Description of the task> Extract every line that includes the string "risk".

[START OF Records provided]

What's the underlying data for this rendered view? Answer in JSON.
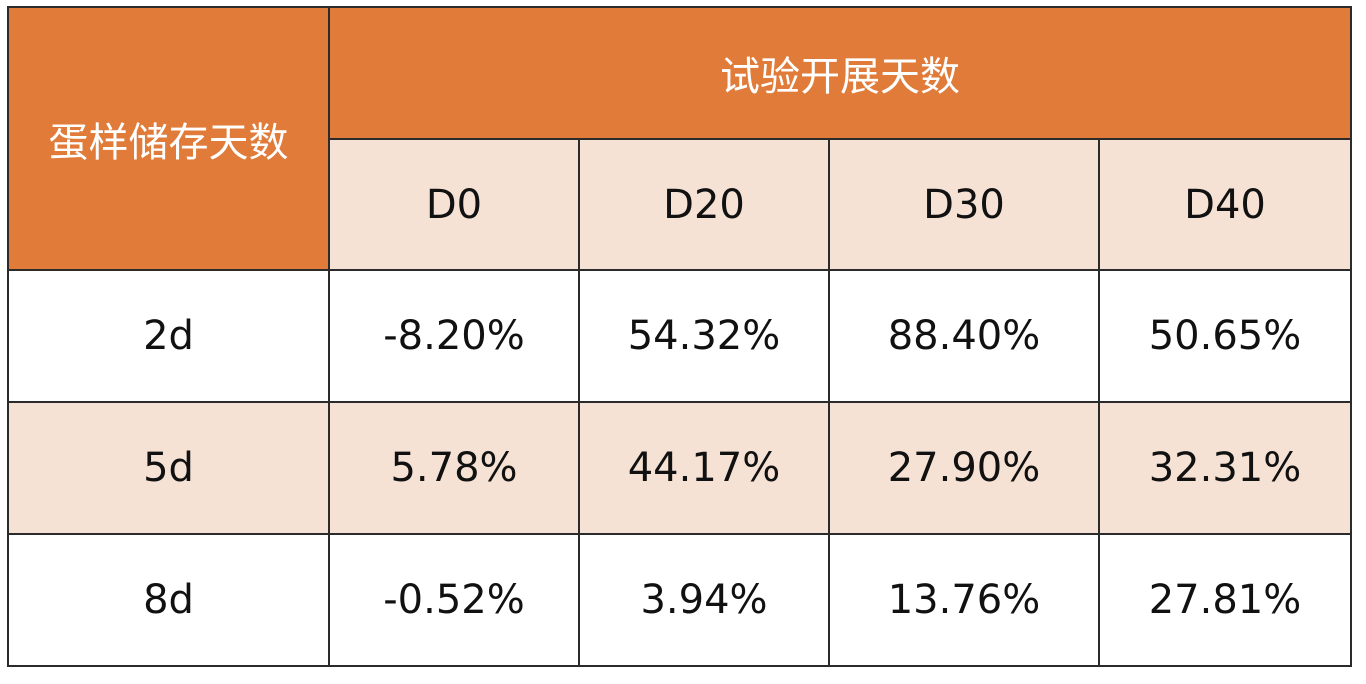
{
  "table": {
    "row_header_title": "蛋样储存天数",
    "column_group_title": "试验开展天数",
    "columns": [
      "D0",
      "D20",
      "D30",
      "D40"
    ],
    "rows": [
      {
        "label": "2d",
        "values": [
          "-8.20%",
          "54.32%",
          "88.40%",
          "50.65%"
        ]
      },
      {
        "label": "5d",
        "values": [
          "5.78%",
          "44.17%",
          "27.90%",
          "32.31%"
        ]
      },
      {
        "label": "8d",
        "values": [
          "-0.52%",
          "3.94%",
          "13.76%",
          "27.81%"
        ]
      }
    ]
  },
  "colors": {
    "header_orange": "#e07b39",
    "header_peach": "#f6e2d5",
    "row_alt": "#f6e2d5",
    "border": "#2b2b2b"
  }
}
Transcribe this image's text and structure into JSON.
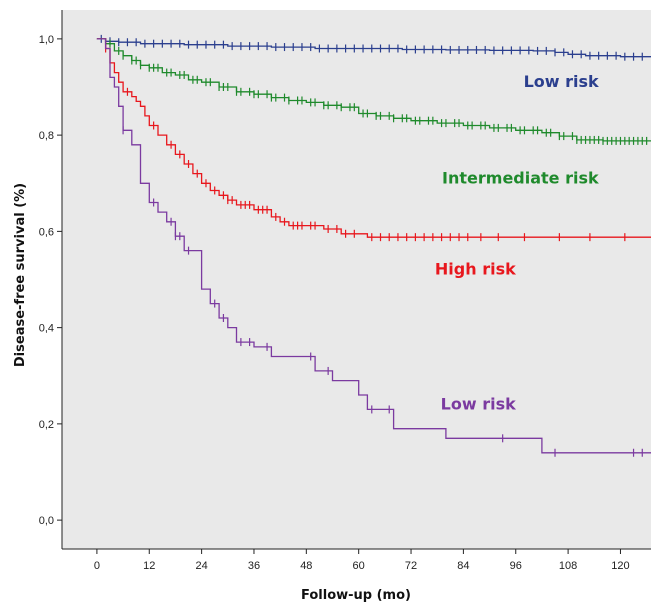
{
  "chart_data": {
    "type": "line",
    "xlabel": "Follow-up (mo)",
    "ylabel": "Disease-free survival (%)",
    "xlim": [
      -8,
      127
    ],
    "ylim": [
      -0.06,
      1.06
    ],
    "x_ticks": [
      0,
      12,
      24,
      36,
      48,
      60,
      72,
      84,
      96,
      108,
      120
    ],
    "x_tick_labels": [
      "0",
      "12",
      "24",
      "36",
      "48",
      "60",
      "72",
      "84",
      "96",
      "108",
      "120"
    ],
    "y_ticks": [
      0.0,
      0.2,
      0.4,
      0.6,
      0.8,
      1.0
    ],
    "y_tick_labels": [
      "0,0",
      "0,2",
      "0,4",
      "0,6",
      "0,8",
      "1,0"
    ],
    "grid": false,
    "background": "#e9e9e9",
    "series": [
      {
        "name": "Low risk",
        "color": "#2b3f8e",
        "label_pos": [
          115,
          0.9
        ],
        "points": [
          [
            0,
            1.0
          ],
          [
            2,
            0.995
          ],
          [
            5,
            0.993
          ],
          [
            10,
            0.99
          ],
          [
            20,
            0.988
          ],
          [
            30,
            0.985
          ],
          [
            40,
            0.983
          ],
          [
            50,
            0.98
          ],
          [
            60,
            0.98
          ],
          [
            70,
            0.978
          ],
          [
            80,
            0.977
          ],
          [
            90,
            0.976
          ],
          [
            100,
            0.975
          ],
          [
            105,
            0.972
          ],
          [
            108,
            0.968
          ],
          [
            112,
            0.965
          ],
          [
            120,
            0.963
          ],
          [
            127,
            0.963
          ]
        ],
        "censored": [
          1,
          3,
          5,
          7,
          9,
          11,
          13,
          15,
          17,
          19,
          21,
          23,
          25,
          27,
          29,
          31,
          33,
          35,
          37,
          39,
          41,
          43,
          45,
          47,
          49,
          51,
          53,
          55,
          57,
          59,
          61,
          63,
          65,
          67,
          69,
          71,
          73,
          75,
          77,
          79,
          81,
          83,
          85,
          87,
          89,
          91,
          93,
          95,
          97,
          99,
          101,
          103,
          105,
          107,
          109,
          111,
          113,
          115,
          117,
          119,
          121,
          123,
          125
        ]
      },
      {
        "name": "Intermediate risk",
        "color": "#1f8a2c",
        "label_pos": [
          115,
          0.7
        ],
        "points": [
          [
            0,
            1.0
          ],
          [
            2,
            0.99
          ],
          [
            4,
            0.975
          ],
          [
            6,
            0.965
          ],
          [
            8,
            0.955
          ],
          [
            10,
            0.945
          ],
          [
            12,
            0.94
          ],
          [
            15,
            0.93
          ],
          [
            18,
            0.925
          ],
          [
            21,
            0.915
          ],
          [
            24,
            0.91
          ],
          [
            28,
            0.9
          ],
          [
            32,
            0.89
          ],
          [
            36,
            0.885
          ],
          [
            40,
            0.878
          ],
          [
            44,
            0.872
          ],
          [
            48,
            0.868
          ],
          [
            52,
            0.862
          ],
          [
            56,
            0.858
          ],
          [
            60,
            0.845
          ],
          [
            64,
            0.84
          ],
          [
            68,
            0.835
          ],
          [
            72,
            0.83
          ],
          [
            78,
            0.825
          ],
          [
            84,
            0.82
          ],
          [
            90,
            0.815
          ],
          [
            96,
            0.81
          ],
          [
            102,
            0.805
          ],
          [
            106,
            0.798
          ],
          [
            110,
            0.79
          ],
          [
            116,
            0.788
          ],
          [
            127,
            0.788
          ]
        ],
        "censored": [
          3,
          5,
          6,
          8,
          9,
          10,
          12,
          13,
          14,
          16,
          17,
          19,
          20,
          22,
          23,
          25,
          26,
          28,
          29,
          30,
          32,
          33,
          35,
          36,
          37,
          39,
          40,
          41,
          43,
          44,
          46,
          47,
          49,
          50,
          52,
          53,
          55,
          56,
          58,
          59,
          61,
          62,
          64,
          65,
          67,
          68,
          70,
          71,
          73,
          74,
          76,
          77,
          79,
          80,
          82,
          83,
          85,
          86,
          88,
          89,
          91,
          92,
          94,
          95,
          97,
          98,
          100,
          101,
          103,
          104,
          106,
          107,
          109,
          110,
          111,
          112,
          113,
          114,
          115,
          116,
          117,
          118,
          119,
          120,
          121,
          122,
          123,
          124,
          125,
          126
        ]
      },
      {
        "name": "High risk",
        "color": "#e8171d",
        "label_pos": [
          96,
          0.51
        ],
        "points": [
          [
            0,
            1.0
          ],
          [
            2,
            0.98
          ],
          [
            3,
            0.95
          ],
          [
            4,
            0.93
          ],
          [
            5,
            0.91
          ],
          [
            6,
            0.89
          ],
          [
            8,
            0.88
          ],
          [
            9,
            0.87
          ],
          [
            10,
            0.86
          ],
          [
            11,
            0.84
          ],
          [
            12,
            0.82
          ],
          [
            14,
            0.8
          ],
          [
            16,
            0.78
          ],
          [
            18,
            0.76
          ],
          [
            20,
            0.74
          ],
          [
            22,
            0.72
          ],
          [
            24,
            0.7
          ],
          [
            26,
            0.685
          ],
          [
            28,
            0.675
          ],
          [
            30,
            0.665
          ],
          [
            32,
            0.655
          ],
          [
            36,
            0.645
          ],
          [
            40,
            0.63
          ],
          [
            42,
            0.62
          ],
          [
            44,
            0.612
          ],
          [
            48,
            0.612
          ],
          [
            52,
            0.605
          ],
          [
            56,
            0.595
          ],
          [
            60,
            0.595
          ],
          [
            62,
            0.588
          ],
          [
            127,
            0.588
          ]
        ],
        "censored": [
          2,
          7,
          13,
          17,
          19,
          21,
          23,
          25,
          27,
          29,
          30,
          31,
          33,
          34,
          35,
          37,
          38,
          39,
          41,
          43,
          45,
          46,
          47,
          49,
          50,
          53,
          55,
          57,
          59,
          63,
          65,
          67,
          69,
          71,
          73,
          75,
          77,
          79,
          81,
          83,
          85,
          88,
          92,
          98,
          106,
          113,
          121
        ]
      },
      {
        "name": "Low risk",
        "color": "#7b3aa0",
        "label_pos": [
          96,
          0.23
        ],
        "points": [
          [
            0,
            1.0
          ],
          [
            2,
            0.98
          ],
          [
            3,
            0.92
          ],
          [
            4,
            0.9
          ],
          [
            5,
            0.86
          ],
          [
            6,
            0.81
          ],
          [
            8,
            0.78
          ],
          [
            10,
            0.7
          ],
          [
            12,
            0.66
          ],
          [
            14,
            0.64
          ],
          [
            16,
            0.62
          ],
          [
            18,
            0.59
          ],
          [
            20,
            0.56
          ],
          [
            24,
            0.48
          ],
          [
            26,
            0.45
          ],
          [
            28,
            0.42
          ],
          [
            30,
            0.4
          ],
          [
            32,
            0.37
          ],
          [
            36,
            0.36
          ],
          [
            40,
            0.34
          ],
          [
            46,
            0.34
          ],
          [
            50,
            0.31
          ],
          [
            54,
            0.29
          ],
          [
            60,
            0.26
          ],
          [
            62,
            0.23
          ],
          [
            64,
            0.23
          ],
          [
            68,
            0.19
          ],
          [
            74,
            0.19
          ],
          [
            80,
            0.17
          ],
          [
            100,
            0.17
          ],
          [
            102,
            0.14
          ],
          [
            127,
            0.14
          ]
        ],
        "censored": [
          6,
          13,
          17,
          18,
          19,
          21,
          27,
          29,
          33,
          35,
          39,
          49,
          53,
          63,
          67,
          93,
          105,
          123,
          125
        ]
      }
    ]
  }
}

[END OF Records provided]

Exercise result>
        "name": "Low risk",
        "name": "Intermediate risk",
        "name": "High risk",
        "name": "Low risk",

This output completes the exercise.